*DATA SHOWN:*
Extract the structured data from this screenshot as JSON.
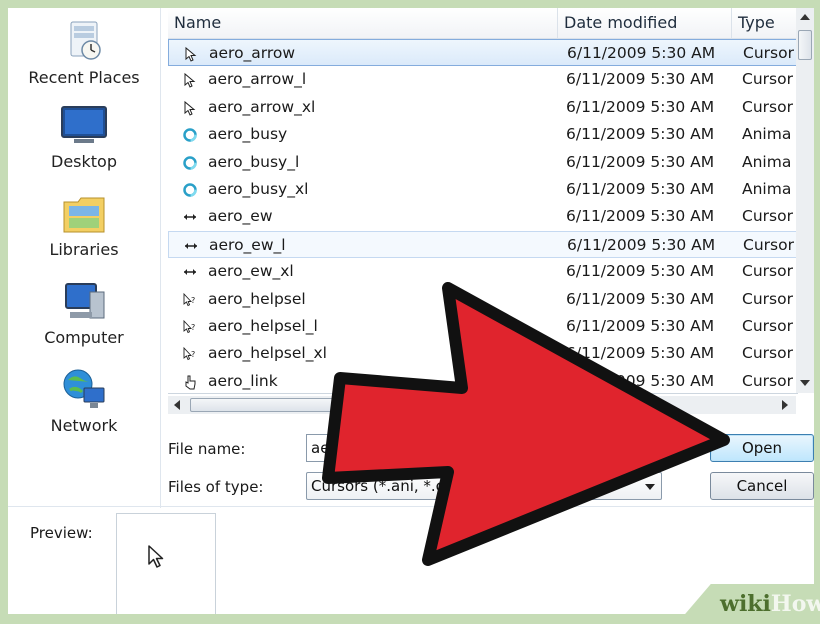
{
  "nav": {
    "items": [
      {
        "label": "Recent Places",
        "icon": "recent-places-icon"
      },
      {
        "label": "Desktop",
        "icon": "desktop-icon"
      },
      {
        "label": "Libraries",
        "icon": "libraries-icon"
      },
      {
        "label": "Computer",
        "icon": "computer-icon"
      },
      {
        "label": "Network",
        "icon": "network-icon"
      }
    ]
  },
  "list": {
    "columns": {
      "name": "Name",
      "date": "Date modified",
      "type": "Type"
    },
    "rows": [
      {
        "name": "aero_arrow",
        "date": "6/11/2009 5:30 AM",
        "type": "Cursor",
        "icon": "cursor-arrow-icon",
        "state": "selected"
      },
      {
        "name": "aero_arrow_l",
        "date": "6/11/2009 5:30 AM",
        "type": "Cursor",
        "icon": "cursor-arrow-icon"
      },
      {
        "name": "aero_arrow_xl",
        "date": "6/11/2009 5:30 AM",
        "type": "Cursor",
        "icon": "cursor-arrow-icon"
      },
      {
        "name": "aero_busy",
        "date": "6/11/2009 5:30 AM",
        "type": "Anima",
        "icon": "busy-ring-icon"
      },
      {
        "name": "aero_busy_l",
        "date": "6/11/2009 5:30 AM",
        "type": "Anima",
        "icon": "busy-ring-icon"
      },
      {
        "name": "aero_busy_xl",
        "date": "6/11/2009 5:30 AM",
        "type": "Anima",
        "icon": "busy-ring-icon"
      },
      {
        "name": "aero_ew",
        "date": "6/11/2009 5:30 AM",
        "type": "Cursor",
        "icon": "resize-ew-icon"
      },
      {
        "name": "aero_ew_l",
        "date": "6/11/2009 5:30 AM",
        "type": "Cursor",
        "icon": "resize-ew-icon",
        "state": "hover"
      },
      {
        "name": "aero_ew_xl",
        "date": "6/11/2009 5:30 AM",
        "type": "Cursor",
        "icon": "resize-ew-icon"
      },
      {
        "name": "aero_helpsel",
        "date": "6/11/2009 5:30 AM",
        "type": "Cursor",
        "icon": "help-cursor-icon"
      },
      {
        "name": "aero_helpsel_l",
        "date": "6/11/2009 5:30 AM",
        "type": "Cursor",
        "icon": "help-cursor-icon"
      },
      {
        "name": "aero_helpsel_xl",
        "date": "6/11/2009 5:30 AM",
        "type": "Cursor",
        "icon": "help-cursor-icon"
      },
      {
        "name": "aero_link",
        "date": "6/11/2009 5:30 AM",
        "type": "Cursor",
        "icon": "hand-cursor-icon"
      }
    ]
  },
  "file_name": {
    "label": "File name:",
    "value": "aero_arrow"
  },
  "file_type": {
    "label": "Files of type:",
    "value": "Cursors (*.ani, *.cur)"
  },
  "buttons": {
    "open": "Open",
    "cancel": "Cancel"
  },
  "preview": {
    "label": "Preview:"
  },
  "watermark": {
    "part1": "wiki",
    "part2": "How"
  },
  "colors": {
    "selection": "#dbeafa",
    "accent_arrow": "#e0242d",
    "default_button": "#bee6fd"
  }
}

*REQUIREMENTS:*
What is the number of lines that contain "value"? Reply with that number alone.

*ANSWER BELOW:*
2